__EXERCISE INSTRUCTIONS__. Copy every line of the data in which the word "Дмитриева" occurs.

__DATA FOR THE TASK__.
# # #

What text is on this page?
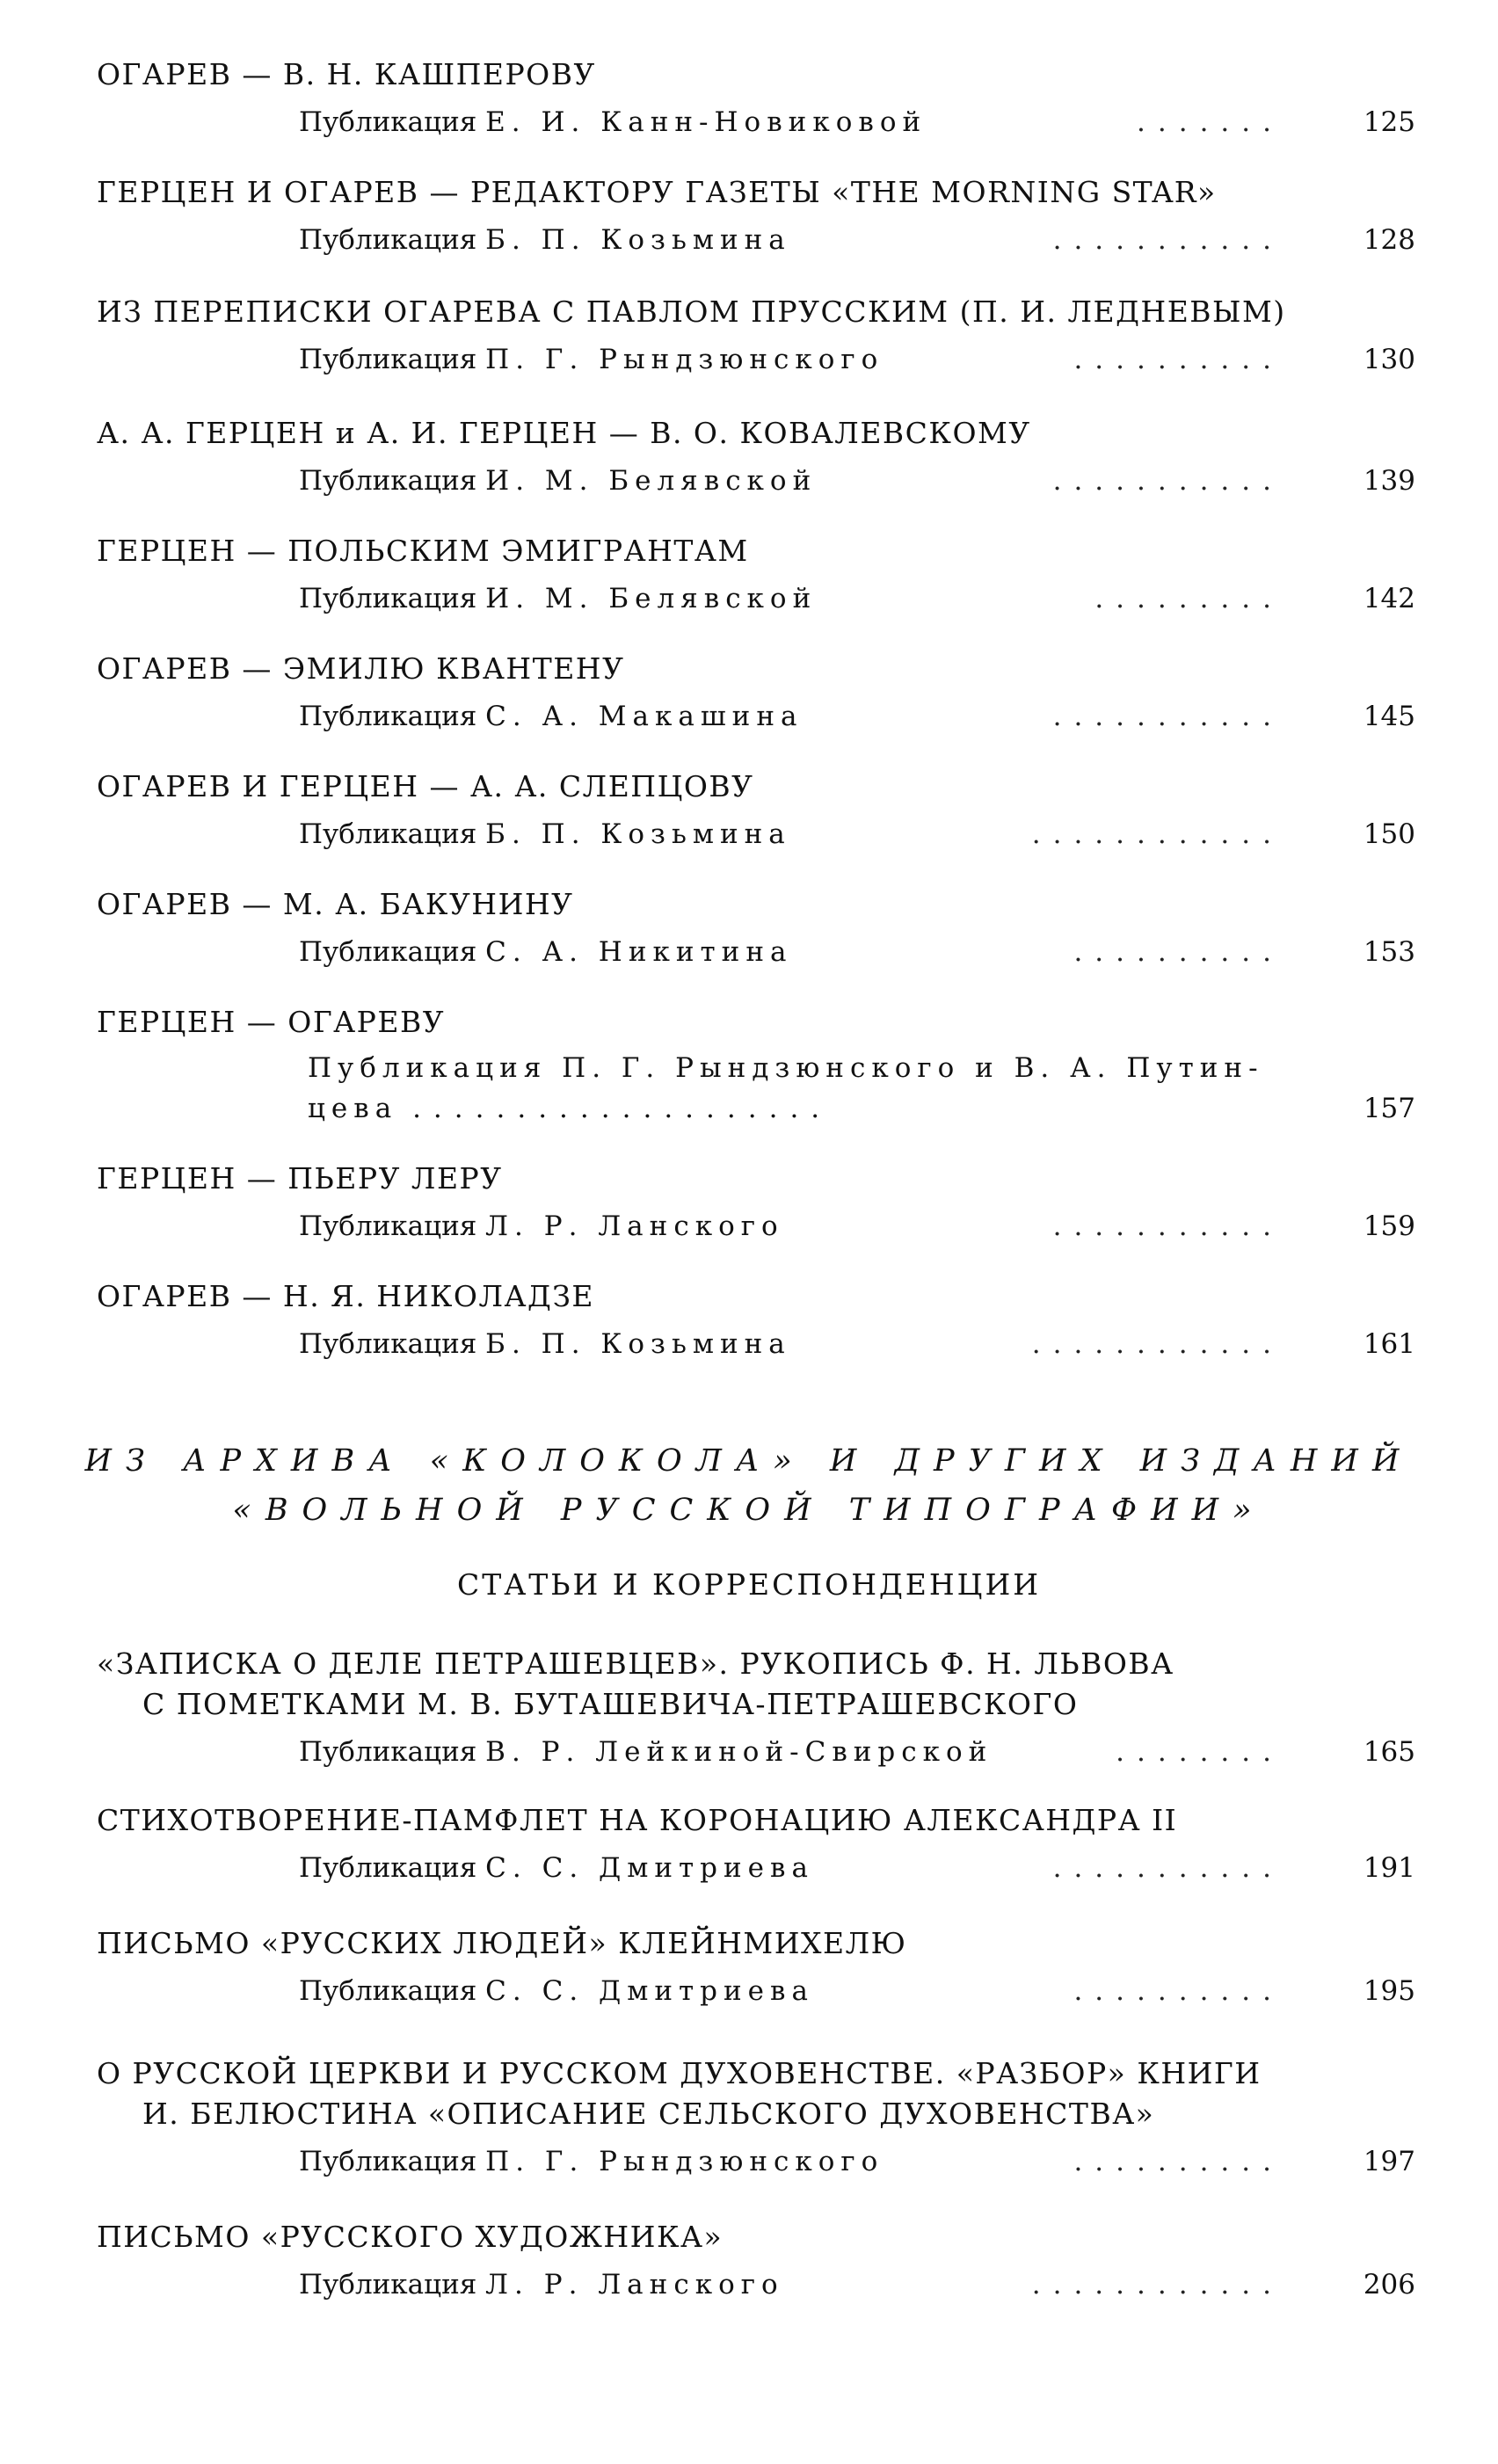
ОГАРЕВ — В. Н. КАШПЕРОВУ
Публикация Е. И. Канн-Новиковой	.......	125
ГЕРЦЕН И ОГАРЕВ — РЕДАКТОРУ ГАЗЕТЫ «THE MORNING STAR»
Публикация Б. П. Козьмина	...........	128
ИЗ ПЕРЕПИСКИ ОГАРЕВА С ПАВЛОМ ПРУССКИМ (П. И. ЛЕДНЕВЫМ)
Публикация П. Г. Рындзюнского	..........	130
А. А. ГЕРЦЕН и А. И. ГЕРЦЕН — В. О. КОВАЛЕВСКОМУ
Публикация И. М. Белявской	...........	139
ГЕРЦЕН — ПОЛЬСКИМ ЭМИГРАНТАМ
Публикация И. М. Белявской	.........	142
ОГАРЕВ — ЭМИЛЮ КВАНТЕНУ
Публикация С. А. Макашина	...........	145
ОГАРЕВ И ГЕРЦЕН — А. А. СЛЕПЦОВУ
Публикация Б. П. Козьмина	............	150
ОГАРЕВ — М. А. БАКУНИНУ
Публикация С. А. Никитина	..........	153
ГЕРЦЕН — ОГАРЕВУ
Публикация П. Г. Рындзюнского и В. А. Путин-
цева ....................	157
ГЕРЦЕН — ПЬЕРУ ЛЕРУ
Публикация Л. Р. Ланского	...........	159
ОГАРЕВ — Н. Я. НИКОЛАДЗЕ
Публикация Б. П. Козьмина	............	161
ИЗ АРХИВА «КОЛОКОЛА» И ДРУГИХ ИЗДАНИЙ
«ВОЛЬНОЙ РУССКОЙ ТИПОГРАФИИ»
СТАТЬИ И КОРРЕСПОНДЕНЦИИ
«ЗАПИСКА О ДЕЛЕ ПЕТРАШЕВЦЕВ». РУКОПИСЬ Ф. Н. ЛЬВОВА
С ПОМЕТКАМИ М. В. БУТАШЕВИЧА-ПЕТРАШЕВСКОГО
Публикация В. Р. Лейкиной-Свирской	........	165
СТИХОТВОРЕНИЕ-ПАМФЛЕТ НА КОРОНАЦИЮ АЛЕКСАНДРА II
Публикация С. С. Дмитриева	...........	191
ПИСЬМО «РУССКИХ ЛЮДЕЙ» КЛЕЙНМИХЕЛЮ
Публикация С. С. Дмитриева	..........	195
О РУССКОЙ ЦЕРКВИ И РУССКОМ ДУХОВЕНСТВЕ. «РАЗБОР» КНИГИ
И. БЕЛЮСТИНА «ОПИСАНИЕ СЕЛЬСКОГО ДУХОВЕНСТВА»
Публикация П. Г. Рындзюнского	..........	197
ПИСЬМО «РУССКОГО ХУДОЖНИКА»
Публикация Л. Р. Ланского	............	206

# # #

__THE REPLY__.
Публикация С. С. Дмитриева	...........	191
Публикация С. С. Дмитриева	..........	195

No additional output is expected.